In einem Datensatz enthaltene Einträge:
------------

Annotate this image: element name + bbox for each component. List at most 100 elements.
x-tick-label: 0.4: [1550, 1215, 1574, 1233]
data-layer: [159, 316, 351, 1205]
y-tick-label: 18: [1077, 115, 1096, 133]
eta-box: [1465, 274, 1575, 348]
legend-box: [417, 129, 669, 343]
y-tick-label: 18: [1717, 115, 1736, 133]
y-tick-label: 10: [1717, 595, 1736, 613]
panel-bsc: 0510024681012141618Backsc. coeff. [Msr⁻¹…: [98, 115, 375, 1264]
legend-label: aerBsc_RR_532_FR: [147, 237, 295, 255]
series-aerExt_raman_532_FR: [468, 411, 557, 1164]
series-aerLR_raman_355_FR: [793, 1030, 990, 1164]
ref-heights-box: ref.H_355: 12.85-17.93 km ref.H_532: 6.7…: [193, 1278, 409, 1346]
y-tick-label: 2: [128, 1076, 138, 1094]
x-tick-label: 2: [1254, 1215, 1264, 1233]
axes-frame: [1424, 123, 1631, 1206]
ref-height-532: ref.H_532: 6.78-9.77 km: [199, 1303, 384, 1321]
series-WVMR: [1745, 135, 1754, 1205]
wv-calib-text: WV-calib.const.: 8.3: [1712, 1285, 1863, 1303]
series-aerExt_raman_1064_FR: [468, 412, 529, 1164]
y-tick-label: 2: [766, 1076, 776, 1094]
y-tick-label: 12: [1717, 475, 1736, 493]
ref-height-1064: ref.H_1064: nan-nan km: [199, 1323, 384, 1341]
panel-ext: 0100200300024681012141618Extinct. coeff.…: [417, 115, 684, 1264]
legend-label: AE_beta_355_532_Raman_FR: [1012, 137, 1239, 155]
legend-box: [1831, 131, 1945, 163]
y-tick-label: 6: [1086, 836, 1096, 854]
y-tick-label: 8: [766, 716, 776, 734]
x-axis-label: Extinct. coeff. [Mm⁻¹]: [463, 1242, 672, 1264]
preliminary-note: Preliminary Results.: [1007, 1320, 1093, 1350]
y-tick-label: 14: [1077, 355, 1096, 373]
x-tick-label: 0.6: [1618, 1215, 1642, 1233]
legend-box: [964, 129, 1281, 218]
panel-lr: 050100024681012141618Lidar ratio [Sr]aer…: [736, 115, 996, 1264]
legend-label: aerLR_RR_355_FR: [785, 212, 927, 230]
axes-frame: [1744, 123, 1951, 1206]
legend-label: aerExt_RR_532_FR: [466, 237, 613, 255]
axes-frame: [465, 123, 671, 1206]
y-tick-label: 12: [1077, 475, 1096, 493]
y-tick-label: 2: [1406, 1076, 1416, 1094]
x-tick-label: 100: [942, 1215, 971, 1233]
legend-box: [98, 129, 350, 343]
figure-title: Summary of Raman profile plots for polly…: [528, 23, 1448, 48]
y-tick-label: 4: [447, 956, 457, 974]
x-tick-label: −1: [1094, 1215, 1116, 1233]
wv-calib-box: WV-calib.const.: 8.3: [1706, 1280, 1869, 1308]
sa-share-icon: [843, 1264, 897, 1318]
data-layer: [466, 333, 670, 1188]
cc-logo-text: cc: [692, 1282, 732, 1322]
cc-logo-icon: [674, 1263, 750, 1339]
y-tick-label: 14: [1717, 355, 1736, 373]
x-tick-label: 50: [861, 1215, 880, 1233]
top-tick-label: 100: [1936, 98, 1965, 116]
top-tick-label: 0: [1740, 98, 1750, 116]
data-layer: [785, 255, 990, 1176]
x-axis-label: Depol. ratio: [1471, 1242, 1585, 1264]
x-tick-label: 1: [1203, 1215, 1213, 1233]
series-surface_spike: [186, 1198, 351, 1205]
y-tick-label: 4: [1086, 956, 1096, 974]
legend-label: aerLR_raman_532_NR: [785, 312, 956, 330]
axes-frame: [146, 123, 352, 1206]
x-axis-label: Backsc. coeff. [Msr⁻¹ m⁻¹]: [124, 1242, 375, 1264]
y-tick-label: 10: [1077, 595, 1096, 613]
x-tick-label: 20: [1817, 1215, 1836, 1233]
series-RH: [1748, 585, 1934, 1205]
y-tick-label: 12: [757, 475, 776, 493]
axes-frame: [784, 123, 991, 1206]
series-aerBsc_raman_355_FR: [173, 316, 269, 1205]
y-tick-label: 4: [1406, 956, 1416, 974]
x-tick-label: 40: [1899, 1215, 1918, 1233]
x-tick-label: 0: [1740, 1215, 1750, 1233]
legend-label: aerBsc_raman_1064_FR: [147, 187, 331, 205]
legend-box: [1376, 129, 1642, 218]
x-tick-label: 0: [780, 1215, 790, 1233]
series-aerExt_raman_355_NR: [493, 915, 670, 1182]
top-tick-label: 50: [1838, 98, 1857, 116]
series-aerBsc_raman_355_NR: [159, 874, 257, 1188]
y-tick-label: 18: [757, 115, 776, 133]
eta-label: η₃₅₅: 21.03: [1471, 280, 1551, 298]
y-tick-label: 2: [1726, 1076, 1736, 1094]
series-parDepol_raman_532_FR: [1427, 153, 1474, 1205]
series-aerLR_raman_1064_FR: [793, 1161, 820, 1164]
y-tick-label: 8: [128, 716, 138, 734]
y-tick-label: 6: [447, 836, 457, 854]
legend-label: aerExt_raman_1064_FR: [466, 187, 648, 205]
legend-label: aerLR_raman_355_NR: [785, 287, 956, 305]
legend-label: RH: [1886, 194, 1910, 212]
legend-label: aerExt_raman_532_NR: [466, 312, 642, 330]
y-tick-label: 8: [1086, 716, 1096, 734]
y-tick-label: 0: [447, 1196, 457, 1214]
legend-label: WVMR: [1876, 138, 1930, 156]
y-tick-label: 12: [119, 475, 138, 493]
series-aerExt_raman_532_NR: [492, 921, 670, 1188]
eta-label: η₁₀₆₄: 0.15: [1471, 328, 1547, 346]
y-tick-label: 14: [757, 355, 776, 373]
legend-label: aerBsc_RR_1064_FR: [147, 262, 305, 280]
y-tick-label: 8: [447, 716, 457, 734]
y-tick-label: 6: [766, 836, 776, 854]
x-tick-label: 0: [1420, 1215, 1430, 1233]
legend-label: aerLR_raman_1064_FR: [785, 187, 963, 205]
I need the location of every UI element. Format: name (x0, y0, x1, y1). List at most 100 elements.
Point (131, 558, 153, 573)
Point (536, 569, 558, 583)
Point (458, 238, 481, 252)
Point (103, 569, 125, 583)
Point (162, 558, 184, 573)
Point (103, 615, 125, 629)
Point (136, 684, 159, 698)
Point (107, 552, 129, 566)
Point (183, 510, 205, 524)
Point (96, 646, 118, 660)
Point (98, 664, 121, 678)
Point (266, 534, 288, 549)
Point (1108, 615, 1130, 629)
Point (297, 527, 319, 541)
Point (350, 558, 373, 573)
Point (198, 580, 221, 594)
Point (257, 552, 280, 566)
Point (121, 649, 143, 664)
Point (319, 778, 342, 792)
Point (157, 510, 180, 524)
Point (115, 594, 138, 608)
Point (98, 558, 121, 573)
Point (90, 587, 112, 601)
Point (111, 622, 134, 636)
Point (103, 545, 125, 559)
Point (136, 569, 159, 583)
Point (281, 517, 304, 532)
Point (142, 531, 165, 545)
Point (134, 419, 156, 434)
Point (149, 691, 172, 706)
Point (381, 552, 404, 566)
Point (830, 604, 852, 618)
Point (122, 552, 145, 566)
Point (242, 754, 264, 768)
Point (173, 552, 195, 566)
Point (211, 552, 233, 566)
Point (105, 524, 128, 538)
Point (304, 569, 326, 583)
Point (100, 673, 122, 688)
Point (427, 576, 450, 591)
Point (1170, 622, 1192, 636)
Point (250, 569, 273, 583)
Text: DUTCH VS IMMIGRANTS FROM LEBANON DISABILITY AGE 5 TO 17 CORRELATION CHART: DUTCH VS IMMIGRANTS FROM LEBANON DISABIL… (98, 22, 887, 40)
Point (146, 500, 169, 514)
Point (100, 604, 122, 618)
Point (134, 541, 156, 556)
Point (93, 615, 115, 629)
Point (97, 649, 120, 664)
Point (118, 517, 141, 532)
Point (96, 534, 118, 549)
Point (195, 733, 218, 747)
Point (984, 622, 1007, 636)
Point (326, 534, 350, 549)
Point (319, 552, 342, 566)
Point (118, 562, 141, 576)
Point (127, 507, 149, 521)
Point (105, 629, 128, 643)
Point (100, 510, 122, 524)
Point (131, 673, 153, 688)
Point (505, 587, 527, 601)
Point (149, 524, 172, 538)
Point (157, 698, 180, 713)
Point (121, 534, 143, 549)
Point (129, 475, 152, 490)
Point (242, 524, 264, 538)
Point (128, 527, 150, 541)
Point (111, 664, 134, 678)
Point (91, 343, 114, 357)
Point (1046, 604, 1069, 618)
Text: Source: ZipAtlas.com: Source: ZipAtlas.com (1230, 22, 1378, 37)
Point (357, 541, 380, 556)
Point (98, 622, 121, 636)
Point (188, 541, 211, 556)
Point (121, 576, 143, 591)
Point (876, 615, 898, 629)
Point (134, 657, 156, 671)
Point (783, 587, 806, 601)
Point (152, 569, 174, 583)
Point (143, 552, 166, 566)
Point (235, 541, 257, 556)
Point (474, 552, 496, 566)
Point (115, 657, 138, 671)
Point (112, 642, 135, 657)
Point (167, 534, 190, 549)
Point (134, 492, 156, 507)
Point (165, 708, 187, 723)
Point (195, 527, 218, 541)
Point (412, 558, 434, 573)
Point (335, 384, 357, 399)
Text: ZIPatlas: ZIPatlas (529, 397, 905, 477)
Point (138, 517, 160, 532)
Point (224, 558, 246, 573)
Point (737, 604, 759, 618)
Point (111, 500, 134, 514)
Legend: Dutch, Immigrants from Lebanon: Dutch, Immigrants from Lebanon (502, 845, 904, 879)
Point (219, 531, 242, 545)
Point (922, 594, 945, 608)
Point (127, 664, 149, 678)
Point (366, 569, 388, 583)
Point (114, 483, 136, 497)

------------

Worum es geht:
Wie lässt sich der Abschnitt vom Anfang der Daten bis einschließlich der Zeile mit „ref-height-532: ref.H_532: 6.78-9.77“ als Markdown-Tabelle darstellen, mit der Spalte „Nr.“ für die fortlaufende Zeilennummer und der Spalte „Zeile“ für den Inhalt, Leerzeilen ausgelassen?

Richtige Ausgabe:
| Nr. | Zeile |
|---|---|
| 1 | Annotate this image: element name + bbox for each component. List at most 100 elements. |
| 2 | x-tick-label: 0.4: [1550, 1215, 1574, 1233] |
| 3 | data-layer: [159, 316, 351, 1205] |
| 4 | y-tick-label: 18: [1077, 115, 1096, 133] |
| 5 | eta-box: [1465, 274, 1575, 348] |
| 6 | legend-box: [417, 129, 669, 343] |
| 7 | y-tick-label: 18: [1717, 115, 1736, 133] |
| 8 | y-tick-label: 10: [1717, 595, 1736, 613] |
| 9 | panel-bsc: 0510024681012141618Backsc. coeff. [Msr⁻¹…: [98, 115, 375, 1264] |
| 10 | legend-label: aerBsc_RR_532_FR: [147, 237, 295, 255] |
| 11 | series-aerExt_raman_532_FR: [468, 411, 557, 1164] |
| 12 | series-aerLR_raman_355_FR: [793, 1030, 990, 1164] |
| 13 | ref-heights-box: ref.H_355: 12.85-17.93 km ref.H_532: 6.7…: [193, 1278, 409, 1346] |
| 14 | y-tick-label: 2: [128, 1076, 138, 1094] |
| 15 | x-tick-label: 2: [1254, 1215, 1264, 1233] |
| 16 | axes-frame: [1424, 123, 1631, 1206] |
| 17 | ref-height-532: ref.H_532: 6.78-9.77 km: [199, 1303, 384, 1321] |